Stored items from a collection
■ ■ ■ ■ ■ ■ ■

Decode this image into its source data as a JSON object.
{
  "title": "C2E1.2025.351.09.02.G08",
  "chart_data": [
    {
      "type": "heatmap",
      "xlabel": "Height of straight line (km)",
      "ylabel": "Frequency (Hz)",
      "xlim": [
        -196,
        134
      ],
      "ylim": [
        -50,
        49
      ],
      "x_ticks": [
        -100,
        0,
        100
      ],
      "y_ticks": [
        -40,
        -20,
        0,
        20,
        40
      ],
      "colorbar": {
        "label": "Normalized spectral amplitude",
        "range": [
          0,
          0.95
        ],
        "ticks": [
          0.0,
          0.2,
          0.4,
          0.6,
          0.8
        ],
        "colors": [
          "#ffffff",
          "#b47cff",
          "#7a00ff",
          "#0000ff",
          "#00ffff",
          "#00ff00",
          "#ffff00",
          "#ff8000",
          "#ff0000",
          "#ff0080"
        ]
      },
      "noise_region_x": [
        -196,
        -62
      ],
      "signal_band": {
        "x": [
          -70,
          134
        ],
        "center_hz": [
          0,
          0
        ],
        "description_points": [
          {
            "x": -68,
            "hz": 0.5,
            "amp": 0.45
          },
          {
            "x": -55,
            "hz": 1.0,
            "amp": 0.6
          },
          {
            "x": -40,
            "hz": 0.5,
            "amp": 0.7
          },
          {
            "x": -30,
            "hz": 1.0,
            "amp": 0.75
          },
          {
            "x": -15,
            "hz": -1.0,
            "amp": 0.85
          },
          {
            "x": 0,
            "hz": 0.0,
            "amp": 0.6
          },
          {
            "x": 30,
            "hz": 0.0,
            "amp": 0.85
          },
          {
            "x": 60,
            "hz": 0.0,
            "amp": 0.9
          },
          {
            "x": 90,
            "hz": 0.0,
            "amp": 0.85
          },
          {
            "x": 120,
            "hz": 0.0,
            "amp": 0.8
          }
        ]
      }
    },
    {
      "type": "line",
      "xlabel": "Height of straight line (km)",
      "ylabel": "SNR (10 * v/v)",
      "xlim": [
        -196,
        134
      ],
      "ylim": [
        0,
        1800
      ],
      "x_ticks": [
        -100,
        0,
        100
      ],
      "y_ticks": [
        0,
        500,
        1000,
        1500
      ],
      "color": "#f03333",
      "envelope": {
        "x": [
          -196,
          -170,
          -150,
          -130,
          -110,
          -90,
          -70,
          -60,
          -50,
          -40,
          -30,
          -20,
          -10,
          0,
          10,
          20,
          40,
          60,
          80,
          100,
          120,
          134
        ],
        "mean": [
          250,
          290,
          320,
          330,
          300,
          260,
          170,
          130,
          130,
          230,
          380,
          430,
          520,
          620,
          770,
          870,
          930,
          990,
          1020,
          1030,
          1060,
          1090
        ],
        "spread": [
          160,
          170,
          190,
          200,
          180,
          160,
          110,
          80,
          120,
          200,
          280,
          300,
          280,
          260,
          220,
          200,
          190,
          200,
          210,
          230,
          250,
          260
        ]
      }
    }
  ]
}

■ ■ ■ ■ ■ ■ ■

▶ [WHAT IS BEING ASKED] Copy every line of the records word for word.

▶ [THE REPLY]
Decode this image into its source data as a JSON object.
{
  "title": "C2E1.2025.351.09.02.G08",
  "chart_data": [
    {
      "type": "heatmap",
      "xlabel": "Height of straight line (km)",
      "ylabel": "Frequency (Hz)",
      "xlim": [
        -196,
        134
      ],
      "ylim": [
        -50,
        49
      ],
      "x_ticks": [
        -100,
        0,
        100
      ],
      "y_ticks": [
        -40,
        -20,
        0,
        20,
        40
      ],
      "colorbar": {
        "label": "Normalized spectral amplitude",
        "range": [
          0,
          0.95
        ],
        "ticks": [
          0.0,
          0.2,
          0.4,
          0.6,
          0.8
        ],
        "colors": [
          "#ffffff",
          "#b47cff",
          "#7a00ff",
          "#0000ff",
          "#00ffff",
          "#00ff00",
          "#ffff00",
          "#ff8000",
          "#ff0000",
          "#ff0080"
        ]
      },
      "noise_region_x": [
        -196,
        -62
      ],
      "signal_band": {
        "x": [
          -70,
          134
        ],
        "center_hz": [
          0,
          0
        ],
        "description_points": [
          {
            "x": -68,
            "hz": 0.5,
            "amp": 0.45
          },
          {
            "x": -55,
            "hz": 1.0,
            "amp": 0.6
          },
          {
            "x": -40,
            "hz": 0.5,
            "amp": 0.7
          },
          {
            "x": -30,
            "hz": 1.0,
            "amp": 0.75
          },
          {
            "x": -15,
            "hz": -1.0,
            "amp": 0.85
          },
          {
            "x": 0,
            "hz": 0.0,
            "amp": 0.6
          },
          {
            "x": 30,
            "hz": 0.0,
            "amp": 0.85
          },
          {
            "x": 60,
            "hz": 0.0,
            "amp": 0.9
          },
          {
            "x": 90,
            "hz": 0.0,
            "amp": 0.85
          },
          {
            "x": 120,
            "hz": 0.0,
            "amp": 0.8
          }
        ]
      }
    },
    {
      "type": "line",
      "xlabel": "Height of straight line (km)",
      "ylabel": "SNR (10 * v/v)",
      "xlim": [
        -196,
        134
      ],
      "ylim": [
        0,
        1800
      ],
      "x_ticks": [
        -100,
        0,
        100
      ],
      "y_ticks": [
        0,
        500,
        1000,
        1500
      ],
      "color": "#f03333",
      "envelope": {
        "x": [
          -196,
          -170,
          -150,
          -130,
          -110,
          -90,
          -70,
          -60,
          -50,
          -40,
          -30,
          -20,
          -10,
          0,
          10,
          20,
          40,
          60,
          80,
          100,
          120,
          134
        ],
        "mean": [
          250,
          290,
          320,
          330,
          300,
          260,
          170,
          130,
          130,
          230,
          380,
          430,
          520,
          620,
          770,
          870,
          930,
          990,
          1020,
          1030,
          1060,
          1090
        ],
        "spread": [
          160,
          170,
          190,
          200,
          180,
          160,
          110,
          80,
          120,
          200,
          280,
          300,
          280,
          260,
          220,
          200,
          190,
          200,
          210,
          230,
          250,
          260
        ]
      }
    }
  ]
}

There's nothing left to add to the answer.